> **INSTRUCTION**
Each record needs to be echoed exactly; can you do that?

> **DATASET RECORDS**

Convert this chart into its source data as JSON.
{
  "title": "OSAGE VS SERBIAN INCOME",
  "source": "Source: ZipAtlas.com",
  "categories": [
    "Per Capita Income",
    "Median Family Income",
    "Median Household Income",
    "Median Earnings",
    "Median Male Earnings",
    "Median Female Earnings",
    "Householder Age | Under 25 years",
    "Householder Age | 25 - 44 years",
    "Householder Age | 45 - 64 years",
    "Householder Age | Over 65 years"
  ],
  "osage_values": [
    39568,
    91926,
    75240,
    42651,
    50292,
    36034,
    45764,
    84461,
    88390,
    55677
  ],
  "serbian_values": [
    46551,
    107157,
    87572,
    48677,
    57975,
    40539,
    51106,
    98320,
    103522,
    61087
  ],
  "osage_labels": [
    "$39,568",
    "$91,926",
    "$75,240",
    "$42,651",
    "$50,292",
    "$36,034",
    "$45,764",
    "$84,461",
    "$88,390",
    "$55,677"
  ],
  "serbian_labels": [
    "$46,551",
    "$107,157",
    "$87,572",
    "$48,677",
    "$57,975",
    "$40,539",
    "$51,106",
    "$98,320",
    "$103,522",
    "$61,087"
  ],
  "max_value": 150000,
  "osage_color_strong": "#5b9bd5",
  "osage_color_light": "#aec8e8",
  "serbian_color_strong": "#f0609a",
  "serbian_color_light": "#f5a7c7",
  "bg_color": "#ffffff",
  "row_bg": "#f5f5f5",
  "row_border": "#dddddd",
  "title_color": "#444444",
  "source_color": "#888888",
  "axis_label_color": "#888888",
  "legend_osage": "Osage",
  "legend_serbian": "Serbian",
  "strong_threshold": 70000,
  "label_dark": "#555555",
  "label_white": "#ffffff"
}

> **COMPLETE RESPONSE**
Convert this chart into its source data as JSON.
{
  "title": "OSAGE VS SERBIAN INCOME",
  "source": "Source: ZipAtlas.com",
  "categories": [
    "Per Capita Income",
    "Median Family Income",
    "Median Household Income",
    "Median Earnings",
    "Median Male Earnings",
    "Median Female Earnings",
    "Householder Age | Under 25 years",
    "Householder Age | 25 - 44 years",
    "Householder Age | 45 - 64 years",
    "Householder Age | Over 65 years"
  ],
  "osage_values": [
    39568,
    91926,
    75240,
    42651,
    50292,
    36034,
    45764,
    84461,
    88390,
    55677
  ],
  "serbian_values": [
    46551,
    107157,
    87572,
    48677,
    57975,
    40539,
    51106,
    98320,
    103522,
    61087
  ],
  "osage_labels": [
    "$39,568",
    "$91,926",
    "$75,240",
    "$42,651",
    "$50,292",
    "$36,034",
    "$45,764",
    "$84,461",
    "$88,390",
    "$55,677"
  ],
  "serbian_labels": [
    "$46,551",
    "$107,157",
    "$87,572",
    "$48,677",
    "$57,975",
    "$40,539",
    "$51,106",
    "$98,320",
    "$103,522",
    "$61,087"
  ],
  "max_value": 150000,
  "osage_color_strong": "#5b9bd5",
  "osage_color_light": "#aec8e8",
  "serbian_color_strong": "#f0609a",
  "serbian_color_light": "#f5a7c7",
  "bg_color": "#ffffff",
  "row_bg": "#f5f5f5",
  "row_border": "#dddddd",
  "title_color": "#444444",
  "source_color": "#888888",
  "axis_label_color": "#888888",
  "legend_osage": "Osage",
  "legend_serbian": "Serbian",
  "strong_threshold": 70000,
  "label_dark": "#555555",
  "label_white": "#ffffff"
}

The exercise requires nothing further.